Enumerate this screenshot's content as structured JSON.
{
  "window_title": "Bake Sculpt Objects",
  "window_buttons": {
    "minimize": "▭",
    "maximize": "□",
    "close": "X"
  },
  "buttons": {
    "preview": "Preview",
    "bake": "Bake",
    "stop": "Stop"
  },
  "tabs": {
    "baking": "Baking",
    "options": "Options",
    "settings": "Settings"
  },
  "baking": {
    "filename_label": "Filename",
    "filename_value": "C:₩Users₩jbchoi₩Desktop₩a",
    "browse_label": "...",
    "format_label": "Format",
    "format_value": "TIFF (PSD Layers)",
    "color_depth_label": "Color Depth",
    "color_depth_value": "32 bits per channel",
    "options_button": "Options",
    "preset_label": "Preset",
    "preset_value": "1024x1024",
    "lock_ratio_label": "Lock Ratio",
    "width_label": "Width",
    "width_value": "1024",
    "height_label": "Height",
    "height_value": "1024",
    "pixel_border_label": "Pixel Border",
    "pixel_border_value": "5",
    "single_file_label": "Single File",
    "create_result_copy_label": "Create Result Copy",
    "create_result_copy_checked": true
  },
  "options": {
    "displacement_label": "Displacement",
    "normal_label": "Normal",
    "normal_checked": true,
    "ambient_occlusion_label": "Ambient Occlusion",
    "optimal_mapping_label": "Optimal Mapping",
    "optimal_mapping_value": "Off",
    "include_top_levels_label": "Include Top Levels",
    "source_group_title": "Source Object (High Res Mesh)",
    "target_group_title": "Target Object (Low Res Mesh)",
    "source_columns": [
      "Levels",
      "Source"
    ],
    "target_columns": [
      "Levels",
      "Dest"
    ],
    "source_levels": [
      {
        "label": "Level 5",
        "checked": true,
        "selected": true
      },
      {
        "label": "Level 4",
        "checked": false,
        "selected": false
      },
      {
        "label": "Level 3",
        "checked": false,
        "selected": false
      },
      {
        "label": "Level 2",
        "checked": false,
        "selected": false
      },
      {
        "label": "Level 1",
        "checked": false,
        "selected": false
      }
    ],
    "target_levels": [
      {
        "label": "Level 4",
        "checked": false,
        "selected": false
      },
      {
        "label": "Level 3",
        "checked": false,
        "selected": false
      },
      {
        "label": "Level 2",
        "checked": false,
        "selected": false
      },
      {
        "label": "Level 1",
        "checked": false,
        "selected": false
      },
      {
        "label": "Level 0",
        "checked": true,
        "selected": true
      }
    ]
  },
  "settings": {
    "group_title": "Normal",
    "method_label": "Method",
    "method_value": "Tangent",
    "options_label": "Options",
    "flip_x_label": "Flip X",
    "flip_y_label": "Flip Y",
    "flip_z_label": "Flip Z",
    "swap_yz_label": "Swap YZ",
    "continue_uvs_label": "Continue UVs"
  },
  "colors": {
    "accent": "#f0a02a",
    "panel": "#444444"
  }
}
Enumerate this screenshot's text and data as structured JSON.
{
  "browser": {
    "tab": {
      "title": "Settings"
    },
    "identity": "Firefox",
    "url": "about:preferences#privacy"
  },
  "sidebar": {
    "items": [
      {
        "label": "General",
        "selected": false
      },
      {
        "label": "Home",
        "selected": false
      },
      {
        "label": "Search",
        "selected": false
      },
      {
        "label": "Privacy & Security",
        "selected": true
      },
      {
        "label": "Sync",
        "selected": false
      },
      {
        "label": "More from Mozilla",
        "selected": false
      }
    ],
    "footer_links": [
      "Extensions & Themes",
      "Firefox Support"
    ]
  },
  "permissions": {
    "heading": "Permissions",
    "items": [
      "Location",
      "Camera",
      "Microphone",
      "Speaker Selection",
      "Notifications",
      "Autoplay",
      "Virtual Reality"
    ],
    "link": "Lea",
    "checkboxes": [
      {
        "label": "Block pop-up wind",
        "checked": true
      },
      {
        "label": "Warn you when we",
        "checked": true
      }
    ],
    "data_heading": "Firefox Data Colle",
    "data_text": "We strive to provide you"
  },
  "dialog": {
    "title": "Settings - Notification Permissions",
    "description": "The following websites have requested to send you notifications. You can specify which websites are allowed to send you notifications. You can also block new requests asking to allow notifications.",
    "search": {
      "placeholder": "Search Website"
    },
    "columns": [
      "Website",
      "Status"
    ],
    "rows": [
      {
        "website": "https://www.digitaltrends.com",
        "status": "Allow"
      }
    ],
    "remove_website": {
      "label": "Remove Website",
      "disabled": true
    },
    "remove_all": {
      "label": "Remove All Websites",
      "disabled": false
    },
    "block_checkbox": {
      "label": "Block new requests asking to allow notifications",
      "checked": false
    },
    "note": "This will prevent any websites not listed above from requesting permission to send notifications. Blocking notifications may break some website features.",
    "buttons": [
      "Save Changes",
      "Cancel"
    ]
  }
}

————

Exercise: Look through the data and gather every line with the string "asking" in it.

Output below:
    "description": "The following websites have requested to send you notifications. You can specify which websites are allowed to send you notifications. You can also block new requests asking to allow notifications.",
      "label": "Block new requests asking to allow notifications",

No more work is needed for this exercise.